**EXERCISE**
Copy each line of the records that contains the word "JSON".

-*-

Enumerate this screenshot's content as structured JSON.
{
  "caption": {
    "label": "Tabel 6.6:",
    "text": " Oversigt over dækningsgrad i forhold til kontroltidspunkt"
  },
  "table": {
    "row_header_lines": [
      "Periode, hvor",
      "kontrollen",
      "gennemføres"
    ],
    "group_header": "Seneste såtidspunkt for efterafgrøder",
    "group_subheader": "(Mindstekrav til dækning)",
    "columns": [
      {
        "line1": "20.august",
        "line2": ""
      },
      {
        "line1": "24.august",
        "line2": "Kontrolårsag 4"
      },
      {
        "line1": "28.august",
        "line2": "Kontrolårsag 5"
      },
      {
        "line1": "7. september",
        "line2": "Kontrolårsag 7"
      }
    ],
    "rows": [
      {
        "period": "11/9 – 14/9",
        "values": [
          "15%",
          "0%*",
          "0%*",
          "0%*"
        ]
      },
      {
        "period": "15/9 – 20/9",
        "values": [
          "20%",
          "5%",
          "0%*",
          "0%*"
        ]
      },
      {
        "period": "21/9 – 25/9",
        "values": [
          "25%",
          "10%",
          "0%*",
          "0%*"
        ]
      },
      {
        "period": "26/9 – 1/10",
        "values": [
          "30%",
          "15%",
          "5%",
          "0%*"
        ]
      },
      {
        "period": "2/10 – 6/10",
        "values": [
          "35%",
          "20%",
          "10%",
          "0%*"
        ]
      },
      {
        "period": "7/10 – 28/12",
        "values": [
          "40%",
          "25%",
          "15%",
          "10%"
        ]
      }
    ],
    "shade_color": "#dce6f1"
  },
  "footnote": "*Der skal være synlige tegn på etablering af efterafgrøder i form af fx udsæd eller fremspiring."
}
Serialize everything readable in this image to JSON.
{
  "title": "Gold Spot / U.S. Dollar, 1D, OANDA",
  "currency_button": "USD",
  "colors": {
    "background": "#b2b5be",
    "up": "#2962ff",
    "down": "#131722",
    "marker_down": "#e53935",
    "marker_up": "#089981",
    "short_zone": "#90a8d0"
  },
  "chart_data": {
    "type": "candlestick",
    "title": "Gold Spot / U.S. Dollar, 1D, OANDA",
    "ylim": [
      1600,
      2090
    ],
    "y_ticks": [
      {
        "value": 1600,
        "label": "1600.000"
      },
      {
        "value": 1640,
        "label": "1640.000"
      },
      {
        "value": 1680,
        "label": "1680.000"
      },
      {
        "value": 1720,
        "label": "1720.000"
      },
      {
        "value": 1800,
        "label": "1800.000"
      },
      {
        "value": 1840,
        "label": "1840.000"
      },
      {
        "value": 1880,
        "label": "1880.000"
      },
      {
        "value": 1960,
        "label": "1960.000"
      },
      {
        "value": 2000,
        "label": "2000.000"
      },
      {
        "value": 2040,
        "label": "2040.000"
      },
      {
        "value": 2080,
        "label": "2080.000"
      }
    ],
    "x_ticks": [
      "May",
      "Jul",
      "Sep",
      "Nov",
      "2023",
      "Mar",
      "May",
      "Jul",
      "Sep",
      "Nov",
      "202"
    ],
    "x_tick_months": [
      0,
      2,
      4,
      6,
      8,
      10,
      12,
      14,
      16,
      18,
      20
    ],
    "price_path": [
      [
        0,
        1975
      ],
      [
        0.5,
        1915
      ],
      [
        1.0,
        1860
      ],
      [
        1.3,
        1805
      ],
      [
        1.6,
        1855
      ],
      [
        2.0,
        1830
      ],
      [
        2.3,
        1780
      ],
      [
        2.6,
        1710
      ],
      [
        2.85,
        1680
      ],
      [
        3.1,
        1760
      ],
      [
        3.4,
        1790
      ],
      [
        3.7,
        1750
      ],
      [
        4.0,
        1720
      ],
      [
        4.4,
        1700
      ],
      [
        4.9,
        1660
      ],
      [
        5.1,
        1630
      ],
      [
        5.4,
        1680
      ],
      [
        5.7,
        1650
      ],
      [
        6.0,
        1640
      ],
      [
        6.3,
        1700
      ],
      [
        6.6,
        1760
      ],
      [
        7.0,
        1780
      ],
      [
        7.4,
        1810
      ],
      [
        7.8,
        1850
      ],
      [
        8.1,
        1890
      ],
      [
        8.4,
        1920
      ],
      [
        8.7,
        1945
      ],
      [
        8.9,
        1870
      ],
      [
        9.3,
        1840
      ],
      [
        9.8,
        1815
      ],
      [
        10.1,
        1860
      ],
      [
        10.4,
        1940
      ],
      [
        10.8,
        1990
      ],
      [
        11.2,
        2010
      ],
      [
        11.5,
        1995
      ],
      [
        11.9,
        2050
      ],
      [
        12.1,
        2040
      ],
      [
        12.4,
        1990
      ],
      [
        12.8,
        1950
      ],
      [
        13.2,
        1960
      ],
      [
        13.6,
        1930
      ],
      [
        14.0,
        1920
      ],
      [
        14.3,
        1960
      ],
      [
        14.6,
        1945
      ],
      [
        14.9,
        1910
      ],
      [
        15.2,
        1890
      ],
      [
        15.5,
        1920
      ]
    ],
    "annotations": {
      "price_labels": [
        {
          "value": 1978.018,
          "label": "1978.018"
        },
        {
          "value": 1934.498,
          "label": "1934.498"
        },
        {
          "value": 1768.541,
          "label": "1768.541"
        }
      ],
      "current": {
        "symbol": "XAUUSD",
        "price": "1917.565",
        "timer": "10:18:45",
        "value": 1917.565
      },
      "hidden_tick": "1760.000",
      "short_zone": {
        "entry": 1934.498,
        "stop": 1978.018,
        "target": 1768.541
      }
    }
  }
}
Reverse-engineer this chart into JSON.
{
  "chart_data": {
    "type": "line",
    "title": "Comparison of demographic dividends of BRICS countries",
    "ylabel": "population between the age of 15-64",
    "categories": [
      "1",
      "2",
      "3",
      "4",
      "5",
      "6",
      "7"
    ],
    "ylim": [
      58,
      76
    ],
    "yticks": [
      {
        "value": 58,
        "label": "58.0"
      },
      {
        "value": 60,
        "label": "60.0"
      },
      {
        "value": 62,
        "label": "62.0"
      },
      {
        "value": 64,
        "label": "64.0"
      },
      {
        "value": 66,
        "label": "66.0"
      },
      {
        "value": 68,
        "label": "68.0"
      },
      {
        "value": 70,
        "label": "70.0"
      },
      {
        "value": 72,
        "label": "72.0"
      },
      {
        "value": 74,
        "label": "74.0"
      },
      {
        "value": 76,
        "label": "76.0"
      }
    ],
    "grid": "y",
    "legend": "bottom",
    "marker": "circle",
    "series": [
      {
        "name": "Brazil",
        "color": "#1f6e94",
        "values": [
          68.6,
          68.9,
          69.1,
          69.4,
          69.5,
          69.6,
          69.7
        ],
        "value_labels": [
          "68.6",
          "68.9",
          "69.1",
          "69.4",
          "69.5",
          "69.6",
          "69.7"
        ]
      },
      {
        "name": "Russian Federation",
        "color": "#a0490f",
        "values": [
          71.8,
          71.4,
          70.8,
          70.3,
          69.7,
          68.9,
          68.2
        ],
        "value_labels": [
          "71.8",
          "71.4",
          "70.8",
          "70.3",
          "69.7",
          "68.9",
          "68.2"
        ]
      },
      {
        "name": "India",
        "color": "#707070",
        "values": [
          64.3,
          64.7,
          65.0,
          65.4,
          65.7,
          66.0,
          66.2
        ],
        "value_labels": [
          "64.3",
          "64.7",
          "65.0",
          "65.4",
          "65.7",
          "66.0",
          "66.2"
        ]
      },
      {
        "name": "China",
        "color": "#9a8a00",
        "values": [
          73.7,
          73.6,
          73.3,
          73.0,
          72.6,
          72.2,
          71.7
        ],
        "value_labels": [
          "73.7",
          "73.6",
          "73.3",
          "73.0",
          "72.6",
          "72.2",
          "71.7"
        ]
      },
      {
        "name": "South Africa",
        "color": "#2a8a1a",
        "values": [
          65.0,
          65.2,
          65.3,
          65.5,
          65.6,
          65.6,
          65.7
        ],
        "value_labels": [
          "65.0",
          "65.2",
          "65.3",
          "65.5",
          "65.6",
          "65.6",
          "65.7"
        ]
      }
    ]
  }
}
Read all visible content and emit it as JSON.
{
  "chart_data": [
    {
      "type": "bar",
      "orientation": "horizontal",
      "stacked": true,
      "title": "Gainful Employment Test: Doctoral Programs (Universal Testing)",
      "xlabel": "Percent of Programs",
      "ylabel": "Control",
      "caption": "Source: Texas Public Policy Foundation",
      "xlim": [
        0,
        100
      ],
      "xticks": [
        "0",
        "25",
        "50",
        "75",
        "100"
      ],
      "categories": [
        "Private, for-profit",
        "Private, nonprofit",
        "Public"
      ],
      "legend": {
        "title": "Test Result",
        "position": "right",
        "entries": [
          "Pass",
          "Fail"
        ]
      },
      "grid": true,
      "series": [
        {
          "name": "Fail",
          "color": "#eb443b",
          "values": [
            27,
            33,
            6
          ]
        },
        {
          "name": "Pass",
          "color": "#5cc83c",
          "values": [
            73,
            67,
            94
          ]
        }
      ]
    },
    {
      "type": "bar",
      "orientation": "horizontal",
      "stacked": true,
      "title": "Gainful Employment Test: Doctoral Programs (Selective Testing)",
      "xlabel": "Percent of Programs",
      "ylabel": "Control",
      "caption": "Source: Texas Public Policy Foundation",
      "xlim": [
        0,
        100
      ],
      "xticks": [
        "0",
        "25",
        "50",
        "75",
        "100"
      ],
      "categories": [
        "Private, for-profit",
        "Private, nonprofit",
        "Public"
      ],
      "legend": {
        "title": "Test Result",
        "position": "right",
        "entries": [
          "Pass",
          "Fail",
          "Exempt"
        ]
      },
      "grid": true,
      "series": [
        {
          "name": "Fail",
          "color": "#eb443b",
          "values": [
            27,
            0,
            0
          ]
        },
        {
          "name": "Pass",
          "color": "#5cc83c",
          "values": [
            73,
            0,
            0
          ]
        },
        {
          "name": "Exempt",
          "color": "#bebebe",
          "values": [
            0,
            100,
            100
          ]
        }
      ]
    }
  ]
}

-*-

**SOLVED PROBLEM**
Enumerate this screenshot's content as structured JSON.
Serialize everything readable in this image to JSON.
Reverse-engineer this chart into JSON.
Read all visible content and emit it as JSON.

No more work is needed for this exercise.